▶ [Goal of the exercise]
Would you restate all the data that follows, word for word?

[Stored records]
━━━━━━━━━━━━━━━━━━━━

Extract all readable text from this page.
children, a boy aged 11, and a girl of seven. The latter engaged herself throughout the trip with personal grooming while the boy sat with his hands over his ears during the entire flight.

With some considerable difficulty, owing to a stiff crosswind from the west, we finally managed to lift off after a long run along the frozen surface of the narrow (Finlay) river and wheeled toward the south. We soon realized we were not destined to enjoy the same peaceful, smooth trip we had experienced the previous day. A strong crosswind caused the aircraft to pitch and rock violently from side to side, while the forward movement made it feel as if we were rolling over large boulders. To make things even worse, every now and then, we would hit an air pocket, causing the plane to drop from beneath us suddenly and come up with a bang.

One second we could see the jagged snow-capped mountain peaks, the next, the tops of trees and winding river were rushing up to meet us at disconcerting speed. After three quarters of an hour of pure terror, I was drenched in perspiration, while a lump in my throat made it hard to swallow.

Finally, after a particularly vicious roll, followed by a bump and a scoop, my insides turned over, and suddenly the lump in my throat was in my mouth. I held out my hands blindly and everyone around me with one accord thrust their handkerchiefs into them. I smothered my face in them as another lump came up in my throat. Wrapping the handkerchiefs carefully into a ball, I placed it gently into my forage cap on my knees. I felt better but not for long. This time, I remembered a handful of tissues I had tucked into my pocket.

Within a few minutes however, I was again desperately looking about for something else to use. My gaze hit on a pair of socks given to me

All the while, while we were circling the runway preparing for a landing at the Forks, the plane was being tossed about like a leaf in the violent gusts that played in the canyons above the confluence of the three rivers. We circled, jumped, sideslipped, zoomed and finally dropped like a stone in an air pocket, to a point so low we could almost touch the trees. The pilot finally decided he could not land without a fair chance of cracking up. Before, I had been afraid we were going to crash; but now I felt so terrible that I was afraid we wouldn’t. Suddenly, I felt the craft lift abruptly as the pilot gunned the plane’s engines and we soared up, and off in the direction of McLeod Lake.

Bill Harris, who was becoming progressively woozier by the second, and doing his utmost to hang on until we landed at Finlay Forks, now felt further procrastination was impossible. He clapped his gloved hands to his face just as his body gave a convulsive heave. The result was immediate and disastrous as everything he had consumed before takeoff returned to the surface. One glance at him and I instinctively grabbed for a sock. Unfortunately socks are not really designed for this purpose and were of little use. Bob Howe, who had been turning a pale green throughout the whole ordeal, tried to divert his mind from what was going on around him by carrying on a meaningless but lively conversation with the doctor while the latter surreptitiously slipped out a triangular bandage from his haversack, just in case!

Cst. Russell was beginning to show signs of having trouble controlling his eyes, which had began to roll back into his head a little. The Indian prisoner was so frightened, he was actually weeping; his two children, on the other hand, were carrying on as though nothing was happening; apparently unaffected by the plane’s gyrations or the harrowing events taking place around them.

━━━━━━━━━━━━━━━━━━━━

▶ [Written response]
Extract all readable text from this page.
children, a boy aged 11, and a girl of seven. The latter engaged herself throughout the trip with personal grooming while the boy sat with his hands over his ears during the entire flight.

With some considerable difficulty, owing to a stiff crosswind from the west, we finally managed to lift off after a long run along the frozen surface of the narrow (Finlay) river and wheeled toward the south. We soon realized we were not destined to enjoy the same peaceful, smooth trip we had experienced the previous day. A strong crosswind caused the aircraft to pitch and rock violently from side to side, while the forward movement made it feel as if we were rolling over large boulders. To make things even worse, every now and then, we would hit an air pocket, causing the plane to drop from beneath us suddenly and come up with a bang.

One second we could see the jagged snow-capped mountain peaks, the next, the tops of trees and winding river were rushing up to meet us at disconcerting speed. After three quarters of an hour of pure terror, I was drenched in perspiration, while a lump in my throat made it hard to swallow.

Finally, after a particularly vicious roll, followed by a bump and a scoop, my insides turned over, and suddenly the lump in my throat was in my mouth. I held out my hands blindly and everyone around me with one accord thrust their handkerchiefs into them. I smothered my face in them as another lump came up in my throat. Wrapping the handkerchiefs carefully into a ball, I placed it gently into my forage cap on my knees. I felt better but not for long. This time, I remembered a handful of tissues I had tucked into my pocket.

Within a few minutes however, I was again desperately looking about for something else to use. My gaze hit on a pair of socks given to me

All the while, while we were circling the runway preparing for a landing at the Forks, the plane was being tossed about like a leaf in the violent gusts that played in the canyons above the confluence of the three rivers. We circled, jumped, sideslipped, zoomed and finally dropped like a stone in an air pocket, to a point so low we could almost touch the trees. The pilot finally decided he could not land without a fair chance of cracking up. Before, I had been afraid we were going to crash; but now I felt so terrible that I was afraid we wouldn’t. Suddenly, I felt the craft lift abruptly as the pilot gunned the plane’s engines and we soared up, and off in the direction of McLeod Lake.

Bill Harris, who was becoming progressively woozier by the second, and doing his utmost to hang on until we landed at Finlay Forks, now felt further procrastination was impossible. He clapped his gloved hands to his face just as his body gave a convulsive heave. The result was immediate and disastrous as everything he had consumed before takeoff returned to the surface. One glance at him and I instinctively grabbed for a sock. Unfortunately socks are not really designed for this purpose and were of little use. Bob Howe, who had been turning a pale green throughout the whole ordeal, tried to divert his mind from what was going on around him by carrying on a meaningless but lively conversation with the doctor while the latter surreptitiously slipped out a triangular bandage from his haversack, just in case!

Cst. Russell was beginning to show signs of having trouble controlling his eyes, which had began to roll back into his head a little. The Indian prisoner was so frightened, he was actually weeping; his two children, on the other hand, were carrying on as though nothing was happening; apparently unaffected by the plane’s gyrations or the harrowing events taking place around them.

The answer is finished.